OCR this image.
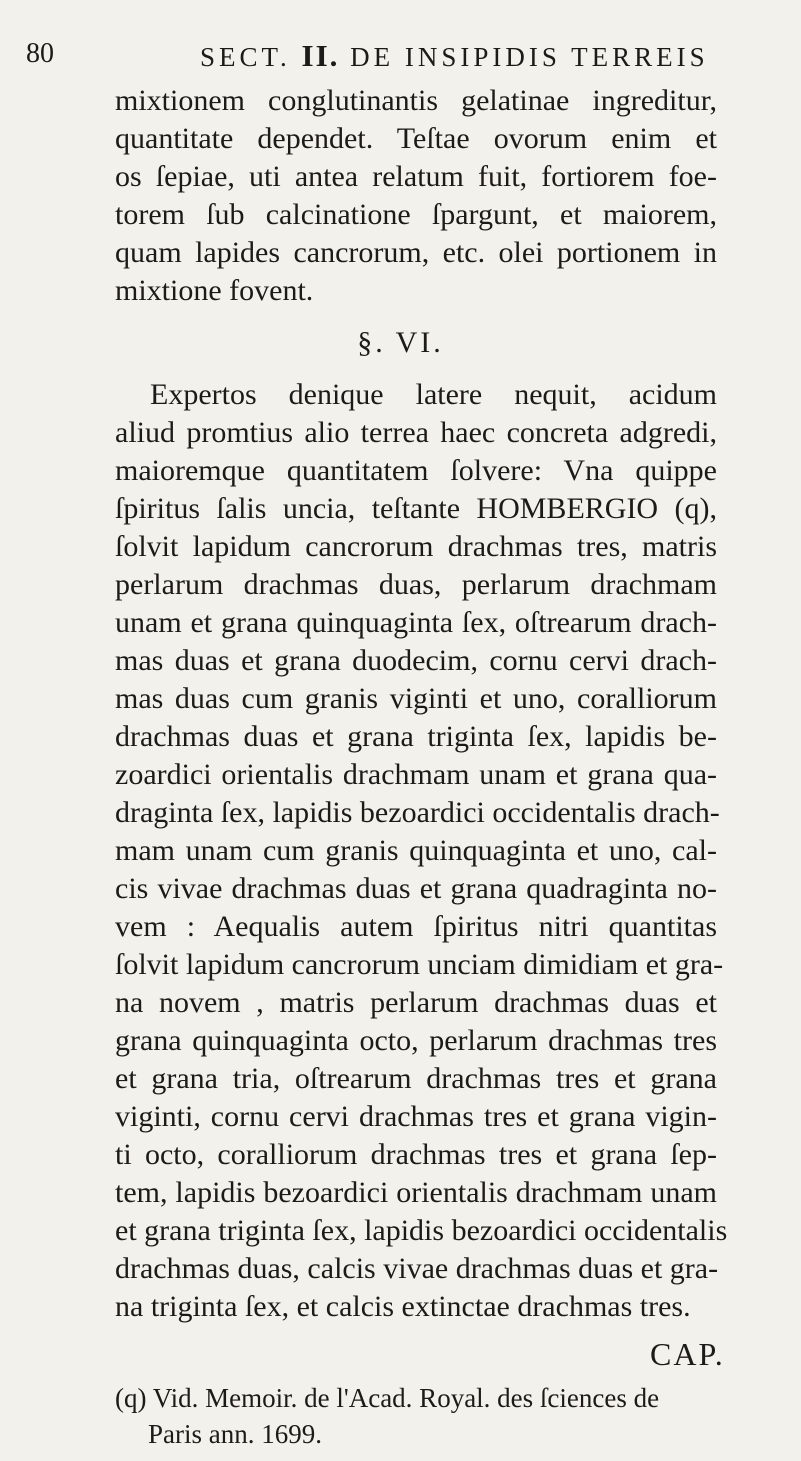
80	SECT. II. DE INSIPIDIS TERREIS
mixtionem conglutinantis gelatinae ingreditur,
quantitate dependet. Teſtae ovorum enim et
os ſepiae, uti antea relatum fuit, fortiorem foe-
torem ſub calcinatione ſpargunt, et maiorem,
quam lapides cancrorum, etc. olei portionem in
mixtione fovent.
§. VI.
Expertos denique latere nequit, acidum
aliud promtius alio terrea haec concreta adgredi,
maioremque quantitatem ſolvere: Vna quippe
ſpiritus ſalis uncia, teſtante HOMBERGIO (q),
ſolvit lapidum cancrorum drachmas tres, matris
perlarum drachmas duas, perlarum drachmam
unam et grana quinquaginta ſex, oſtrearum drach-
mas duas et grana duodecim, cornu cervi drach-
mas duas cum granis viginti et uno, coralliorum
drachmas duas et grana triginta ſex, lapidis be-
zoardici orientalis drachmam unam et grana qua-
draginta ſex, lapidis bezoardici occidentalis drach-
mam unam cum granis quinquaginta et uno, cal-
cis vivae drachmas duas et grana quadraginta no-
vem : Aequalis autem ſpiritus nitri quantitas
ſolvit lapidum cancrorum unciam dimidiam et gra-
na novem , matris perlarum drachmas duas et
grana quinquaginta octo, perlarum drachmas tres
et grana tria, oſtrearum drachmas tres et grana
viginti, cornu cervi drachmas tres et grana vigin-
ti octo, coralliorum drachmas tres et grana ſep-
tem, lapidis bezoardici orientalis drachmam unam
et grana triginta ſex, lapidis bezoardici occidentalis
drachmas duas, calcis vivae drachmas duas et gra-
na triginta ſex, et calcis extinctae drachmas tres.
CAP.
(q) Vid. Memoir. de l'Acad. Royal. des ſciences de
Paris ann. 1699.
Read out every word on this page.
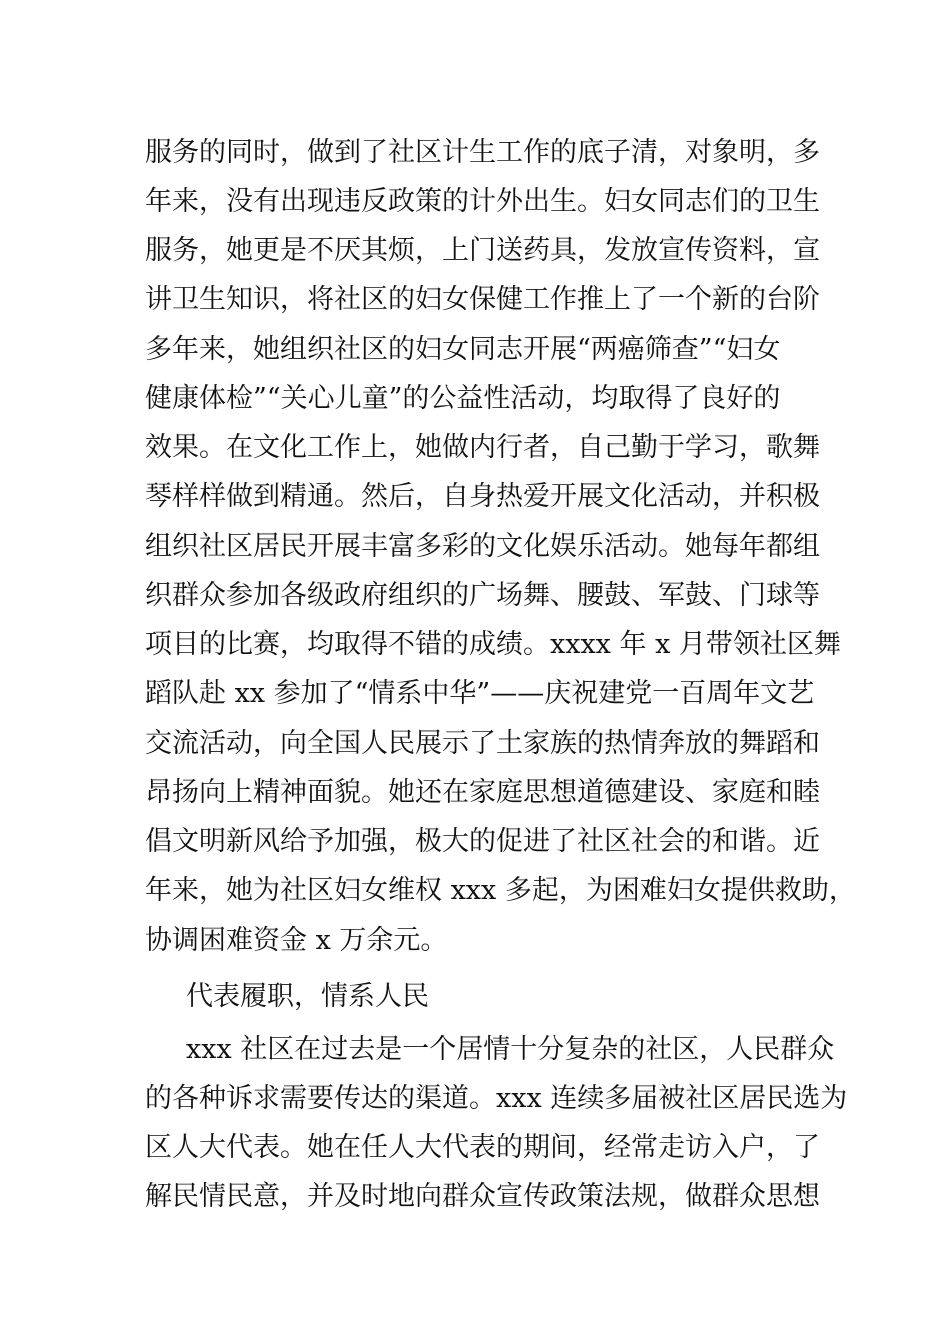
服务的同时，做到了社区计生工作的底子清，对象明，多

年来，没有出现违反政策的计外出生。妇女同志们的卫生

服务，她更是不厌其烦，上门送药具，发放宣传资料，宣

讲卫生知识，将社区的妇女保健工作推上了一个新的台阶

多年来，她组织社区的妇女同志开展“两癌筛查”“妇女

健康体检”“关心儿童”的公益性活动，均取得了良好的

效果。在文化工作上，她做内行者，自己勤于学习，歌舞

琴样样做到精通。然后，自身热爱开展文化活动，并积极

组织社区居民开展丰富多彩的文化娱乐活动。她每年都组

织群众参加各级政府组织的广场舞、腰鼓、军鼓、门球等

项目的比赛，均取得不错的成绩。xxxx 年 x 月带领社区舞

蹈队赴 xx 参加了“情系中华”——庆祝建党一百周年文艺

交流活动，向全国人民展示了土家族的热情奔放的舞蹈和

昂扬向上精神面貌。她还在家庭思想道德建设、家庭和睦

倡文明新风给予加强，极大的促进了社区社会的和谐。近

年来，她为社区妇女维权 xxx 多起，为困难妇女提供救助，

协调困难资金 x 万余元。

代表履职，情系人民

xxx 社区在过去是一个居情十分复杂的社区，人民群众

的各种诉求需要传达的渠道。xxx 连续多届被社区居民选为

区人大代表。她在任人大代表的期间，经常走访入户，了

解民情民意，并及时地向群众宣传政策法规，做群众思想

◇ ◇ ◇ ◇

DIRECTIVE
Reproduce nothing but the lines that run from the line containing "Read out every word on this page." through the last line of the records, inclusive. Omit the pictures.

EXERCISE RESPONSE
Read out every word on this page.
服务的同时，做到了社区计生工作的底子清，对象明，多

年来，没有出现违反政策的计外出生。妇女同志们的卫生

服务，她更是不厌其烦，上门送药具，发放宣传资料，宣

讲卫生知识，将社区的妇女保健工作推上了一个新的台阶

多年来，她组织社区的妇女同志开展“两癌筛查”“妇女

健康体检”“关心儿童”的公益性活动，均取得了良好的

效果。在文化工作上，她做内行者，自己勤于学习，歌舞

琴样样做到精通。然后，自身热爱开展文化活动，并积极

组织社区居民开展丰富多彩的文化娱乐活动。她每年都组

织群众参加各级政府组织的广场舞、腰鼓、军鼓、门球等

项目的比赛，均取得不错的成绩。xxxx 年 x 月带领社区舞

蹈队赴 xx 参加了“情系中华”——庆祝建党一百周年文艺

交流活动，向全国人民展示了土家族的热情奔放的舞蹈和

昂扬向上精神面貌。她还在家庭思想道德建设、家庭和睦

倡文明新风给予加强，极大的促进了社区社会的和谐。近

年来，她为社区妇女维权 xxx 多起，为困难妇女提供救助，

协调困难资金 x 万余元。

代表履职，情系人民

xxx 社区在过去是一个居情十分复杂的社区，人民群众

的各种诉求需要传达的渠道。xxx 连续多届被社区居民选为

区人大代表。她在任人大代表的期间，经常走访入户，了

解民情民意，并及时地向群众宣传政策法规，做群众思想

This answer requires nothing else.